Rewrite the stretch of the listing from the line containing "language-label: Language: — [468, 8, 497, 14]" through the line containing "nav-item-profile[interactable]: Προφίλ —", switching every "icon" to "glyph" and leaving everything else in those lines untouched.

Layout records
==================================================

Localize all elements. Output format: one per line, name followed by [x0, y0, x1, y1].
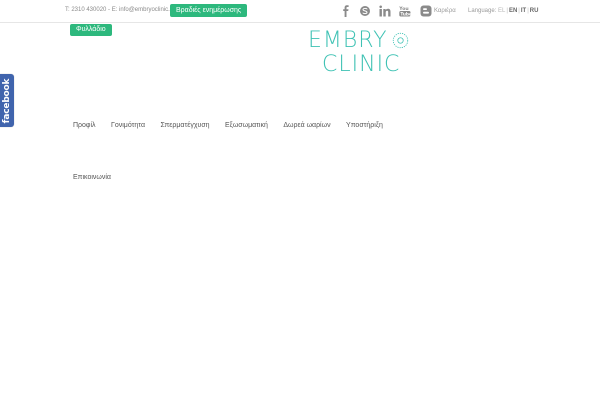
language-label: Language: — [468, 8, 497, 14]
contact-info: T: 2310 430020 - E: info@embryoclinic.eu — [65, 7, 177, 13]
nav-item-fertility[interactable]: Γονιμότητα — [111, 122, 145, 129]
newsletter-button[interactable]: Βραδιές ενημέρωσης — [170, 4, 248, 17]
blogger-icon[interactable] — [420, 5, 432, 17]
nav-item-contact[interactable]: Επικοινωνία — [73, 174, 111, 181]
language-switcher: Language: EL|EN|IT|RU — [468, 8, 539, 14]
main-nav: Προφίλ Γονιμότητα Σπερματέγχυση Εξωσωματ… — [73, 114, 394, 132]
facebook-icon[interactable] — [340, 5, 352, 17]
youtube-icon[interactable]: You Tube — [399, 5, 411, 17]
careers-link[interactable]: Καριέρα — [434, 8, 456, 14]
top-bar: T: 2310 430020 - E: info@embryoclinic.eu… — [0, 0, 600, 23]
nav-item-egg-donation[interactable]: Δωρεά ωαρίων — [283, 122, 330, 129]
facebook-tab-label: facebook — [2, 78, 12, 123]
skype-icon[interactable] — [359, 5, 371, 17]
language-ru[interactable]: RU — [530, 8, 539, 14]
nav-item-profile[interactable]: Προφίλ — [73, 122, 96, 129]
logo-line-2: CLINIC — [322, 52, 401, 77]
brochure-button[interactable]: Φυλλάδιο — [70, 24, 112, 36]
embryo-clinic-logo[interactable]: EMBRY CLINIC — [304, 26, 414, 80]
nav-item-support[interactable]: Υποστήριξη — [346, 122, 383, 129]
svg-text:Tube: Tube — [400, 11, 411, 17]
facebook-side-tab[interactable]: facebook — [0, 74, 14, 127]
linkedin-icon[interactable] — [379, 5, 391, 17]
nav-item-insemination[interactable]: Σπερματέγχυση — [160, 122, 209, 129]
logo-line-1: EMBRY — [308, 28, 388, 53]
logo-ring-icon — [392, 32, 409, 49]
nav-item-ivf[interactable]: Εξωσωματική — [225, 122, 268, 129]
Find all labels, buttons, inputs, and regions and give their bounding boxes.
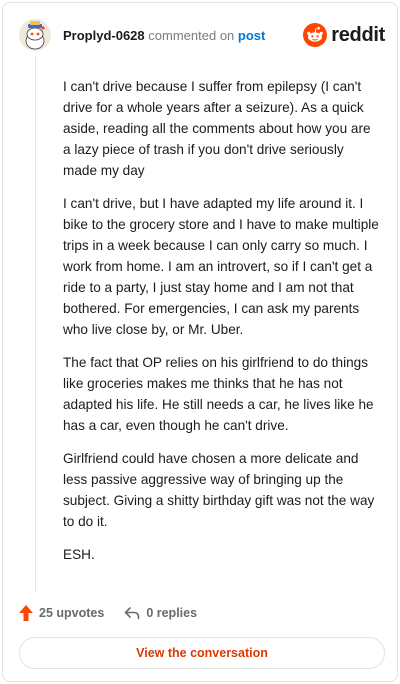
comment-paragraph: I can't drive because I suffer from epil… [63,79,371,178]
comment-paragraph: I can't drive, but I have adapted my lif… [63,196,379,337]
username-link[interactable]: Proplyd-0628 [63,28,145,43]
comment-paragraph: ESH. [63,547,95,562]
reply-count: 0 replies [146,606,198,620]
reddit-brand[interactable]: reddit [303,21,385,49]
byline-action-text: commented on [148,28,235,43]
comment-card: Proplyd-0628 commented on post reddit I … [2,2,398,682]
reddit-wordmark: reddit [331,23,385,46]
comment-body: I can't drive because I suffer from epil… [63,76,379,577]
view-conversation-button[interactable]: View the conversation [19,637,385,669]
upvote-count: 25 upvotes [39,606,105,620]
snoo-avatar-icon [19,19,51,51]
post-link[interactable]: post [238,28,265,43]
comment-byline: Proplyd-0628 commented on post [63,28,265,43]
reply-arrow-icon [125,607,140,620]
comment-paragraph: The fact that OP relies on his girlfrien… [63,355,374,433]
thread-line [35,57,36,591]
upvote-arrow-icon [19,605,33,621]
comment-actions: 25 upvotes 0 replies [19,602,217,624]
comment-header: Proplyd-0628 commented on post reddit [19,17,385,53]
user-avatar[interactable] [19,19,51,51]
reddit-logo-icon [303,23,328,47]
upvote-button[interactable]: 25 upvotes [19,605,104,621]
comment-paragraph: Girlfriend could have chosen a more deli… [63,451,375,529]
reply-button[interactable]: 0 replies [124,606,197,620]
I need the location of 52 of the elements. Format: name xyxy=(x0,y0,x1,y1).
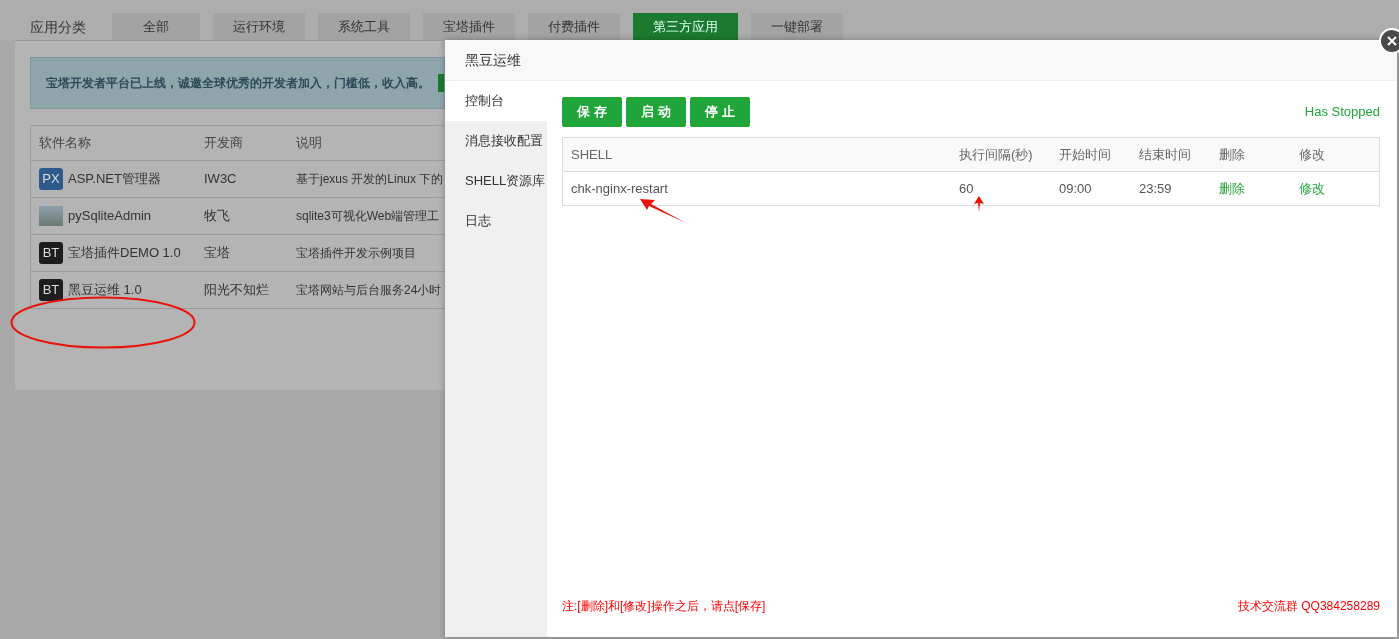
app-name: 黑豆运维 1.0 xyxy=(68,281,142,300)
column-header: 说明 xyxy=(295,134,323,153)
dialog-title: 黑豆运维 xyxy=(465,50,521,70)
footer-note: 注:[删除]和[修改]操作之后，请点[保存] xyxy=(562,598,766,615)
action-button[interactable]: 保 存 xyxy=(562,97,622,127)
contact-text: 技术交流群 QQ384258289 xyxy=(1237,598,1380,615)
edit-link[interactable]: 修改 xyxy=(1299,180,1325,196)
category-tab[interactable]: 全部 xyxy=(112,13,200,40)
column-header: 删除 xyxy=(1219,145,1246,164)
category-tab[interactable]: 一键部署 xyxy=(751,13,843,40)
category-tab[interactable]: 宝塔插件 xyxy=(423,13,515,40)
column-header: SHELL xyxy=(571,145,614,164)
description-cell-text: sqlite3可视化Web端管理工 xyxy=(295,208,441,225)
sidebar-item[interactable]: 控制台 xyxy=(445,81,547,121)
category-label: 应用分类 xyxy=(30,18,86,37)
column-header: 修改 xyxy=(1299,145,1326,164)
column-header: 结束时间 xyxy=(1139,145,1192,164)
category-tab[interactable]: 付费插件 xyxy=(528,13,620,40)
column-header: 开发商 xyxy=(203,134,244,153)
category-tab[interactable]: 第三方应用 xyxy=(633,13,738,40)
app-logo: BT xyxy=(39,242,63,264)
start-time-cell-text: 09:00 xyxy=(1059,179,1093,198)
sidebar-item[interactable]: SHELL资源库 xyxy=(445,161,547,201)
description-cell-text: 宝塔插件开发示例项目 xyxy=(295,245,417,262)
photo-placeholder xyxy=(39,206,63,226)
delete-link[interactable]: 删除 xyxy=(1219,180,1245,196)
column-header: 执行间隔(秒) xyxy=(959,145,1034,164)
category-tab[interactable]: 系统工具 xyxy=(318,13,410,40)
status-text: Has Stopped xyxy=(1304,103,1380,122)
app-name: ASP.NET管理器 xyxy=(68,170,161,189)
app-logo: BT xyxy=(39,279,63,301)
notice-text: 宝塔开发者平台已上线，诚邀全球优秀的开发者加入，门槛低，收入高。 xyxy=(46,75,430,92)
column-header: 开始时间 xyxy=(1059,145,1112,164)
action-button[interactable]: 停 止 xyxy=(690,97,750,127)
vendor-cell-text: IW3C xyxy=(203,170,238,189)
action-button[interactable]: 启 动 xyxy=(626,97,686,127)
vendor-cell-text: 阳光不知烂 xyxy=(203,281,270,300)
app-name: pySqliteAdmin xyxy=(68,207,152,226)
description-cell-text: 宝塔网站与后台服务24小时 xyxy=(295,282,443,299)
app-logo: PX xyxy=(39,168,63,190)
description-cell-text: 基于jexus 开发的Linux 下的 xyxy=(295,171,445,188)
category-tab[interactable]: 运行环境 xyxy=(213,13,305,40)
vendor-cell-text: 牧飞 xyxy=(203,207,231,226)
vendor-cell-text: 宝塔 xyxy=(203,244,231,263)
app-name: 宝塔插件DEMO 1.0 xyxy=(68,244,181,263)
shell-name: chk-nginx-restart xyxy=(571,179,669,198)
end-time-cell-text: 23:59 xyxy=(1139,179,1173,198)
column-header: 软件名称 xyxy=(38,134,92,153)
interval-cell-text: 60 xyxy=(959,179,975,198)
close-icon xyxy=(1387,36,1397,46)
sidebar-item[interactable]: 消息接收配置 xyxy=(445,121,547,161)
sidebar-item[interactable]: 日志 xyxy=(445,201,547,241)
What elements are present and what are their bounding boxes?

==================================================

▶ _Solution for this problem_
language-label: Language: — [468, 8, 497, 14]
contact-info: T: 2310 430020 - E: info@embryoclinic.eu — [65, 7, 177, 13]
nav-item-fertility[interactable]: Γονιμότητα — [111, 122, 145, 129]
newsletter-button[interactable]: Βραδιές ενημέρωσης — [170, 4, 248, 17]
blogger-glyph[interactable] — [420, 5, 432, 17]
nav-item-contact[interactable]: Επικοινωνία — [73, 174, 111, 181]
language-switcher: Language: EL|EN|IT|RU — [468, 8, 539, 14]
main-nav: Προφίλ Γονιμότητα Σπερματέγχυση Εξωσωματ… — [73, 114, 394, 132]
facebook-glyph[interactable] — [340, 5, 352, 17]
youtube-glyph[interactable]: You Tube — [399, 5, 411, 17]
careers-link[interactable]: Καριέρα — [434, 8, 456, 14]
top-bar: T: 2310 430020 - E: info@embryoclinic.eu… — [0, 0, 600, 23]
nav-item-egg-donation[interactable]: Δωρεά ωαρίων — [283, 122, 330, 129]
facebook-tab-label: facebook — [2, 78, 12, 123]
skype-glyph[interactable] — [359, 5, 371, 17]
language-ru[interactable]: RU — [530, 8, 539, 14]
nav-item-profile[interactable]: Προφίλ — [73, 122, 96, 129]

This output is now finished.